__Extract__
*****

# 200 amp upgrade



## randomkiller (Sep 28, 2007)

Absolutetruthz said:


> Im new to doing residential work, so I have what would seem to many I'm sure a "dumb" question. When upgrading a 120/240 service from 100 amps to 200 amps, does the POCO have to upgrade their wires? Or can you just splice onto them with 3/0 wire? Also, will a 100 amp POCO meter work with a 200 amp meter can...are all meters the same?


Your first stop is to call the poco and have a survey done on their end.


----------



## headrec (Feb 25, 2008)

Sounds like it's time to call in the experts...


----------



## oldman (Mar 30, 2007)

why are you using 3/0? look at 310.15


----------



## chadmiller (May 6, 2008)

oldman said:


> why are you using 3/0? look at 310.15


I always use 3/0 alu, nobody stocks 2/0 ser or seu


----------



## hpp58 (Jan 28, 2008)

310.15(B)(6) calls for 2/0 Copper or 4/0 Aluminum for a 200 amp service


----------



## confident (Apr 28, 2008)

just make sure you dont get caught, and make sure you take cash only.


----------



## micromind (Aug 11, 2007)

*****

(Collected data entries)

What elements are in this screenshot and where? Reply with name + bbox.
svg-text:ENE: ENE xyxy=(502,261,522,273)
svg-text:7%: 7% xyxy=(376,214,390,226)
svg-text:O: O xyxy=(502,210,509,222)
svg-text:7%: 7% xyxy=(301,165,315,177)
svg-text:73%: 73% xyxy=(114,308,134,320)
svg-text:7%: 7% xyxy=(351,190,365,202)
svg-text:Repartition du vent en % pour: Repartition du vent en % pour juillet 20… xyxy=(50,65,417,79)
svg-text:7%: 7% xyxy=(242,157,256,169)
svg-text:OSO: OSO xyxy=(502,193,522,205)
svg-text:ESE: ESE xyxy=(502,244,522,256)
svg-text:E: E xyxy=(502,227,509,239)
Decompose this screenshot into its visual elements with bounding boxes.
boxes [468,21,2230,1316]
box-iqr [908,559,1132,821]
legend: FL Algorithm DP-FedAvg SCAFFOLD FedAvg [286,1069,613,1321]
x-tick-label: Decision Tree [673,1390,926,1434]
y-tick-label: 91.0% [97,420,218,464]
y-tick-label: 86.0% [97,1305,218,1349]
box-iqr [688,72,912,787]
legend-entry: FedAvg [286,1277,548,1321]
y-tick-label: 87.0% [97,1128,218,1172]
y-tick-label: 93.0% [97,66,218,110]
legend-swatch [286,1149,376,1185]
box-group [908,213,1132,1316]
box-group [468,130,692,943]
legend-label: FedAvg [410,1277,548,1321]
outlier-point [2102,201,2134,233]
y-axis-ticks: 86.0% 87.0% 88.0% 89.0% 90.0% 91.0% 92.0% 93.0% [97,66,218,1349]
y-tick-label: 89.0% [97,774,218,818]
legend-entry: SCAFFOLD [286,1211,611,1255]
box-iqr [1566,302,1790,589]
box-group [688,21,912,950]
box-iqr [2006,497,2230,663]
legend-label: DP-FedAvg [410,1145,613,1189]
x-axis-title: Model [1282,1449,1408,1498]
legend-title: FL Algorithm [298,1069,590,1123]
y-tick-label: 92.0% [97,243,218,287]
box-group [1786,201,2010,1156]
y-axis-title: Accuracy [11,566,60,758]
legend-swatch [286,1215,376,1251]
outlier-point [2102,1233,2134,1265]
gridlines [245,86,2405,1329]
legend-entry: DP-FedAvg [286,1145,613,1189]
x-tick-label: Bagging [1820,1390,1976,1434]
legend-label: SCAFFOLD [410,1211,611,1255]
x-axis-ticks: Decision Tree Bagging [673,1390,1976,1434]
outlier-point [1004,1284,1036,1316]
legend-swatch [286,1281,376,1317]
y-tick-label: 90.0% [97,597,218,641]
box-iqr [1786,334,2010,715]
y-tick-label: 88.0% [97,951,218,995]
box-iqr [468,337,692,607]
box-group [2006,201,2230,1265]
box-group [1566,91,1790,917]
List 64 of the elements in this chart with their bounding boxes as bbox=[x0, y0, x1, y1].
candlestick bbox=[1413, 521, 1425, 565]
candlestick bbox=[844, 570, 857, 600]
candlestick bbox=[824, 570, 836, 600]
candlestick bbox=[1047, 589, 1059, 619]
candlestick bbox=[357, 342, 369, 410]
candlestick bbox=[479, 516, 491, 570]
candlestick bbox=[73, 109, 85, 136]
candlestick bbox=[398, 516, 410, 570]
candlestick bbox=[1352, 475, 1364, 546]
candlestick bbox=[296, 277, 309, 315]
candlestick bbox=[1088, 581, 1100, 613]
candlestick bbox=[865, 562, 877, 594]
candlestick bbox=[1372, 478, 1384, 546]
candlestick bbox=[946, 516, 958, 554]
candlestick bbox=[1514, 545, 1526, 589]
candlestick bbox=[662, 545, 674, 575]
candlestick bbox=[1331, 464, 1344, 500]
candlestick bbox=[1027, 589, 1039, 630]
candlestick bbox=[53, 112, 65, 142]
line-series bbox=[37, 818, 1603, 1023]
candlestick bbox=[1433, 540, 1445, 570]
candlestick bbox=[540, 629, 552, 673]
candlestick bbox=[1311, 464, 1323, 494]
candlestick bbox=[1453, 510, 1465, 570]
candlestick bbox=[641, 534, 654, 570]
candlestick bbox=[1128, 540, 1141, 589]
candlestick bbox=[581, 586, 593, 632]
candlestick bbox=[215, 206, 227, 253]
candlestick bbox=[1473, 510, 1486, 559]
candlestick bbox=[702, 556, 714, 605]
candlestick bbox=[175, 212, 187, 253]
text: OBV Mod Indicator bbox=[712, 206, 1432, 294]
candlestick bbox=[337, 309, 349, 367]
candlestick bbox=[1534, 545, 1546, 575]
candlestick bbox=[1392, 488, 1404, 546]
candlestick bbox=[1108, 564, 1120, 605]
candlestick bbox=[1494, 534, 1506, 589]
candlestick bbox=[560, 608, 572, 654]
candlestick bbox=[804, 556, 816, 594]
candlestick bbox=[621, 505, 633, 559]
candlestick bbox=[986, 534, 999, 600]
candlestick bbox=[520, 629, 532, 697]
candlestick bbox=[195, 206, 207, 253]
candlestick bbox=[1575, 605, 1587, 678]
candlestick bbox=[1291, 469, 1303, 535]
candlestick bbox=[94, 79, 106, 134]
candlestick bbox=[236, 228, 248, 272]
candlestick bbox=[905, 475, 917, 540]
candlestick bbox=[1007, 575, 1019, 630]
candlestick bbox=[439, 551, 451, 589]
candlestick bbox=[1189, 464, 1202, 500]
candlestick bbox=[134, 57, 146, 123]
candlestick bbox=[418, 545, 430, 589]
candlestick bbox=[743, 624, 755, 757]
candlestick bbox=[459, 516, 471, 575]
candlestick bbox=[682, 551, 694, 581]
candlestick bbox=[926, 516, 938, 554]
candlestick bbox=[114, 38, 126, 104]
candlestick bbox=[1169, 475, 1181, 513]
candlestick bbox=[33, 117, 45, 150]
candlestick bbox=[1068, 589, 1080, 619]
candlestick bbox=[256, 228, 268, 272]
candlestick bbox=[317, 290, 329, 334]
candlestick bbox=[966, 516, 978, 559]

*****

Continue the 200 amp upgrade thread from the point where it stops.

Around here, the POCO sizes their feeders based on the load calc you give them. They're not bound by the NEC. If you have a 200 amp panel with 4/0's up the mast, and the load calc's out to 50 amps, they'll use #6 triplex. Same situation, but 150 amp calc., it'll be a #2. they'll upsize it some for distance. 

Most meters have a class number on the face. Usually something like CL 200. If the service uses CT's, the meter will be CL 10 or CL 20. The vast majority of single phase meters around here are CL 200. 

Rob


----------



## JohnJ0906 (Jan 22, 2007)

The POCOs do what they want to, basically. They may, or may not, change their service drop.
I think they may very well leave it as-is if it is in good shape. Also, it depends on whether or not the HO is adding a large load.


----------



## oldman (Mar 30, 2007)

chadmiller said:


> I always use 3/0 alu, nobody stocks 2/0 ser or seu


for a 200A service? do you get them inspected? take a look at 310.15(B)(6)

since 240.6 lists 175A as a standard fuse size, you can't a 200A breaker on 3/0 AL...


----------



## Tiger (Jan 3, 2008)

Absolutetruthz said:


> Im new to doing residential work, so I have what would seem to many I'm sure a "dumb" question. When upgrading a 120/240 service from 100 amps to 200 amps, does the POCO have to upgrade their wires? Or can you just splice onto them with 3/0 wire? Also, will a 100 amp POCO meter work with a 200 amp meter can...are all meters the same?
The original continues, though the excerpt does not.